◆ Instrucciones y requisitos: Retome la redacción del texto sobre los sacramentos y la multiplicación de los panes a partir de su última frase, sin tomar nada del listado.

“Tomó entonces los
cinco panes y los dos peces, y, levantando los ojos al cielo, pronunció sobre
ellos la bendición, los partió y se los fue dando a los discípulos para que, a
su vez, se los sirvieran a la gente”
(Lucas
9: 16)
Lecturas
1.
Génesis 14: 18 – 20
2.
Salmo 109: 1 – 4
3.
1 Corintios 11: 23 – 26
4.
Lucas 9: 11 – 17
Dice el teólogo español José María Castillo , a
propósito de la teología de los sacramentos, lo siguiente: “La Iglesia es fiel a Jesús
cuando celebra, por la fuerza del Espíritu, los mismos gestos simbólicos que
realizó Jesús: cuando se adhiere a su destino y comulga con su vida, cuando
perdona los pecados y libera a los hombres de las fuerzas de esclavitud y
muerte que operan en la sociedad, cuando
sana las raíces del mal y del sufrimiento que oprimen a todos los crucificados
de la tierra. Cuando todo eso no son palabras, sino experiencias reales y
concretas, vividas cada día en cada comunidad de fe, entonces cada una de esas
comunidades expresa auténticamente tales experiencias mediante los símbolos
fundamentales de nuestra fe a los que llamamos sacramentos” (CASTILLO,
José María. Símbolos de libertad: teología de los sacramentos. Ediciones Sígueme.

[Anotaciones de cuadros delimitadores]
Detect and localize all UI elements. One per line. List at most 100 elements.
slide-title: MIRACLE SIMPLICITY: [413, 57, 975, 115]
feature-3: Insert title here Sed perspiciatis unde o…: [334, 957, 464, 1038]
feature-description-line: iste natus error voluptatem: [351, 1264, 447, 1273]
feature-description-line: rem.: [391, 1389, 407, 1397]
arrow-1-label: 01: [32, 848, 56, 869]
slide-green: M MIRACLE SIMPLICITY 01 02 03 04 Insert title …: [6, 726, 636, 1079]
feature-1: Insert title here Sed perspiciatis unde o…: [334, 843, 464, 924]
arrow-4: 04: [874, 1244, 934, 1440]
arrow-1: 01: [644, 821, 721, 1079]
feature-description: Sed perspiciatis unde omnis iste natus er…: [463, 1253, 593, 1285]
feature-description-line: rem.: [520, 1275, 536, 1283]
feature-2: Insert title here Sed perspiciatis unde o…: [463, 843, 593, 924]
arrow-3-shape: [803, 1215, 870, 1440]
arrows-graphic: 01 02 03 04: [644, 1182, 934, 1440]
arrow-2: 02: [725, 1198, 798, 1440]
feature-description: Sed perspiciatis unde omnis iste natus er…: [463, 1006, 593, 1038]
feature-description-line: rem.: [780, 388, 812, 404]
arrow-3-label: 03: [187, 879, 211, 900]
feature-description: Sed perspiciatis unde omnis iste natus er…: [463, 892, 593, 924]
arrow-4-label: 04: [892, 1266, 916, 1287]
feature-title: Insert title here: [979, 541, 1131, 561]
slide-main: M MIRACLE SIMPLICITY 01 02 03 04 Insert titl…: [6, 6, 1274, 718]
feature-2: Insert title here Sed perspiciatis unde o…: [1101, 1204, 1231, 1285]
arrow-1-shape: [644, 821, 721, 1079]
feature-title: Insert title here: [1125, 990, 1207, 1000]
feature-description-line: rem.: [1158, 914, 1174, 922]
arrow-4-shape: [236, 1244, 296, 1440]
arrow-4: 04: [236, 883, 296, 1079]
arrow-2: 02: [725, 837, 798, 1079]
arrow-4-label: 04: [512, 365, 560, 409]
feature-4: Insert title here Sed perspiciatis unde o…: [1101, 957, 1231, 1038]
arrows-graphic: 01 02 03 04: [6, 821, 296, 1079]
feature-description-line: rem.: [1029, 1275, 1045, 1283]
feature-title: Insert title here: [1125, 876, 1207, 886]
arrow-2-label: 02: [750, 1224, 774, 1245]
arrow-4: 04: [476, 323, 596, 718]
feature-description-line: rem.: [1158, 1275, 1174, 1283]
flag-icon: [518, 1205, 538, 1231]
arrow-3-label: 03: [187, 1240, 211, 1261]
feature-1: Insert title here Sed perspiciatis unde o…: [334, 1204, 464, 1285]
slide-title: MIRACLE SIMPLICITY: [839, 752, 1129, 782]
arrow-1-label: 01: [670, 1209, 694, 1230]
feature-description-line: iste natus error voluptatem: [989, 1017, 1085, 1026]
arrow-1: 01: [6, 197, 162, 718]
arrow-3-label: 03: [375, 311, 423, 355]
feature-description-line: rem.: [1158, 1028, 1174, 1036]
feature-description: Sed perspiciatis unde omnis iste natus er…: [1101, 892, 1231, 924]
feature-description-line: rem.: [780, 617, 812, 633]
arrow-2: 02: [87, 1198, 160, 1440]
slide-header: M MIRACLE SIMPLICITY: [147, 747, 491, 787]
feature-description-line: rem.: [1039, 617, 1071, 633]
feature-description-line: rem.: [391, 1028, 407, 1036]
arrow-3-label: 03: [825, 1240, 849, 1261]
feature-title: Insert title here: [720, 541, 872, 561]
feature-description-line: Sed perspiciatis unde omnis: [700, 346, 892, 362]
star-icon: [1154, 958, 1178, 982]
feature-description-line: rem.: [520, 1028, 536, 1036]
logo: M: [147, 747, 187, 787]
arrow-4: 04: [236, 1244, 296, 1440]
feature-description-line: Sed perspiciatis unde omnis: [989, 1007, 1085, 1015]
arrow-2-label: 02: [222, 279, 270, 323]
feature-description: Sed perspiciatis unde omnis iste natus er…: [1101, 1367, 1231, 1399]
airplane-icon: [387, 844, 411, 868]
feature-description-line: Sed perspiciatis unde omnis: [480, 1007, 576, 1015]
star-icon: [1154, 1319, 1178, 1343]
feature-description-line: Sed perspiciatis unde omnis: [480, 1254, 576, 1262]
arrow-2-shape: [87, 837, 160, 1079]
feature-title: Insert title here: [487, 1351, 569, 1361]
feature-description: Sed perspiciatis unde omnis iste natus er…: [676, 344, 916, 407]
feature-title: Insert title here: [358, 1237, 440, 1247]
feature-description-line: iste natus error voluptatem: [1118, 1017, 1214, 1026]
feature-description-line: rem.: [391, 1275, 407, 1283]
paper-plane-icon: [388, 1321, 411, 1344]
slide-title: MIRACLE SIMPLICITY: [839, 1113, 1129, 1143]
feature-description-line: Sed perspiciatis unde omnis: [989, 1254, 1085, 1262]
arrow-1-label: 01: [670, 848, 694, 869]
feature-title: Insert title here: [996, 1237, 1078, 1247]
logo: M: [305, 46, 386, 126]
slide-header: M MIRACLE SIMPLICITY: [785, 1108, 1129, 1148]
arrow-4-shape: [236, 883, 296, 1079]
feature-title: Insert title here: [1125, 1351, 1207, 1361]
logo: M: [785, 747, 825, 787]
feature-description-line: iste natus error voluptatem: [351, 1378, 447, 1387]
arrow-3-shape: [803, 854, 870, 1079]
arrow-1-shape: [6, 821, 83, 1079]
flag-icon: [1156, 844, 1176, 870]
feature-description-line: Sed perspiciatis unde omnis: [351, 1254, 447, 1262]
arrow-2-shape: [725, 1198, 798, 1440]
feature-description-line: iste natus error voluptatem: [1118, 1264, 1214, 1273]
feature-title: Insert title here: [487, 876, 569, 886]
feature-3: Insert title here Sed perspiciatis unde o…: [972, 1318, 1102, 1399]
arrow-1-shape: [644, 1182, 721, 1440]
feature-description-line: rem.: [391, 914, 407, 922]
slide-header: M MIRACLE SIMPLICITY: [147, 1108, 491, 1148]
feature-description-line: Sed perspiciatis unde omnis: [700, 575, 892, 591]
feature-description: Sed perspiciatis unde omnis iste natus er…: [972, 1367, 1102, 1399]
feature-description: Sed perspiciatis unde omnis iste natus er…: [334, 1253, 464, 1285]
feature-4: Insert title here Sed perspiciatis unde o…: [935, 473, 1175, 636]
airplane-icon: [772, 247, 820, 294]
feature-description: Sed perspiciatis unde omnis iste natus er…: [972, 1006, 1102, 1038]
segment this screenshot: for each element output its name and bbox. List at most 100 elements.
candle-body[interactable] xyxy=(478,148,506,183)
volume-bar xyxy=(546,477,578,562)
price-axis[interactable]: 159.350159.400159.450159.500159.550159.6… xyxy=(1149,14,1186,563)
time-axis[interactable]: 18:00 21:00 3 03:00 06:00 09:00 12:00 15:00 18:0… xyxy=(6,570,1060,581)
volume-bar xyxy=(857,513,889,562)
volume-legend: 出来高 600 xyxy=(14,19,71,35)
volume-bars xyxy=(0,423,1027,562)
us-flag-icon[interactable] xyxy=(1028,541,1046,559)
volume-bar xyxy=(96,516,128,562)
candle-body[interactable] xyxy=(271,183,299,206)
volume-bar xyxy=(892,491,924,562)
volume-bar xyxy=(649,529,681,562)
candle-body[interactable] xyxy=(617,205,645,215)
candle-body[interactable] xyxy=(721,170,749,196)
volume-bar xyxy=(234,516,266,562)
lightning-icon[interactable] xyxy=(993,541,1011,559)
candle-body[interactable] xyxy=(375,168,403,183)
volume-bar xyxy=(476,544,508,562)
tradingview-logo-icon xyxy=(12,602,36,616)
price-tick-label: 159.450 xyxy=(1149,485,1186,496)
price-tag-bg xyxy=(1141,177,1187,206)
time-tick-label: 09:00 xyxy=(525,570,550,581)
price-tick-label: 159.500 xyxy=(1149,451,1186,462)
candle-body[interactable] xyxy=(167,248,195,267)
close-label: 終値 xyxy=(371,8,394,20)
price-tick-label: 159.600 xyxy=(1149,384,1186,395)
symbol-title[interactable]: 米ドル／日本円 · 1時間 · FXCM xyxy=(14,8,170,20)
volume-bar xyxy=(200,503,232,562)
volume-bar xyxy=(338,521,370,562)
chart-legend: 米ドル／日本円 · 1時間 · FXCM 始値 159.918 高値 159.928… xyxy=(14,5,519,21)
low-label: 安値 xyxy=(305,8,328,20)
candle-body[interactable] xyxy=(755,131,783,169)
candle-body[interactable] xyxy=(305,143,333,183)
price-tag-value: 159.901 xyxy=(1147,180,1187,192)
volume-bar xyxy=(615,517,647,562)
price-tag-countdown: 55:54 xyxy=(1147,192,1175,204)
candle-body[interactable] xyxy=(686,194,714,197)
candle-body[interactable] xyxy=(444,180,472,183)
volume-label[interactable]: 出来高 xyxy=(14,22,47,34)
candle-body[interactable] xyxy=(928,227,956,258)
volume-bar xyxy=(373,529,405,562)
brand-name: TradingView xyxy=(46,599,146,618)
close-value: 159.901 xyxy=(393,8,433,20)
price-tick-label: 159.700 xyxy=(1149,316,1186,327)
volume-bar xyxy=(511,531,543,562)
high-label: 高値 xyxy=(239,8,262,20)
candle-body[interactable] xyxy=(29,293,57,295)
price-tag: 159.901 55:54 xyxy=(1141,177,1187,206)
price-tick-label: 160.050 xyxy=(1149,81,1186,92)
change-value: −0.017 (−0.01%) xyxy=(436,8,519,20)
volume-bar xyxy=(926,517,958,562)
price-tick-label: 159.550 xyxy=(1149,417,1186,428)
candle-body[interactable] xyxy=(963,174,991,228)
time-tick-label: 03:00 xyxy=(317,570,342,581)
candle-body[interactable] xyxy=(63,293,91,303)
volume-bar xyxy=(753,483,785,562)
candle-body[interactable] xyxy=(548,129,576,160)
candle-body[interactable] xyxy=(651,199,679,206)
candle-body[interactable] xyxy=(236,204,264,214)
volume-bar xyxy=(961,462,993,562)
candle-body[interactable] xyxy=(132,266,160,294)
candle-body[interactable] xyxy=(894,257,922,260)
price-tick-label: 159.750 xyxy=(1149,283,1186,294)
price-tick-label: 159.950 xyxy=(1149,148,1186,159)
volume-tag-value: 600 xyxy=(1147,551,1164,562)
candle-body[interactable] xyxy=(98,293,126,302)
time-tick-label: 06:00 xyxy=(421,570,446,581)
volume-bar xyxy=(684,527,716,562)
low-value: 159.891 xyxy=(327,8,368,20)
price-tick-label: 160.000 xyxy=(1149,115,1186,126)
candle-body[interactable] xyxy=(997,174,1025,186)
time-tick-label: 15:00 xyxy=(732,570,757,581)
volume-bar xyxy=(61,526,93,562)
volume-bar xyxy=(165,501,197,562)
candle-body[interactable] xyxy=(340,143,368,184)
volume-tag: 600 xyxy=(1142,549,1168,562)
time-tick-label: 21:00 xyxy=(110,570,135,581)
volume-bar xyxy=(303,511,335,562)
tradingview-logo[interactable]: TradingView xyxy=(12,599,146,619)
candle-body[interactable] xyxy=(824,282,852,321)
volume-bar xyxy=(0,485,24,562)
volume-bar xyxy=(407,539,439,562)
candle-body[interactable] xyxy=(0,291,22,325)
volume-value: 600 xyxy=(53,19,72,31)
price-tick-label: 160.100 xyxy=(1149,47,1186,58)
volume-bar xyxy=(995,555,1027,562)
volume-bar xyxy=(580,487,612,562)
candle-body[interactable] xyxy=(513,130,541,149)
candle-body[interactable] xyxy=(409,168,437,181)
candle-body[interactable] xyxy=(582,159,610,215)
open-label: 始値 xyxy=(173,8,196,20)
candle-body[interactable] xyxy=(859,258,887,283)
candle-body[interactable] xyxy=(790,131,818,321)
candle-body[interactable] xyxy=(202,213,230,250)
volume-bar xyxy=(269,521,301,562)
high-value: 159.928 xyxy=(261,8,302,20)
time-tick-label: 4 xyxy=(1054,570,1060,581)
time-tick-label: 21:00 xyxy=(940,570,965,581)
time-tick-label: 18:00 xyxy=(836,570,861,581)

◆ Respuesta al ejercicio:
Salamanca, 1982; página 458).
En este contexto de
reconocer y celebrar hoy el sacramento eucarístico, esta referencia nos ayuda a
situar el correcto sentido y práctica de los sacramentos y, en particular, de
este, al que llamamos el Cuerpo y la Sangre de Cristo. Esta claridad es
esencial porque desafortunadamente estamos cayendo a menudo en la tentación de
hacer de los sacramentos unas prácticas rituales desconectadas de la historia
real de las personas y, lo que es más grave aún!, - de la realidad de Jesús y
del significado original y originante de su sacramentalidad.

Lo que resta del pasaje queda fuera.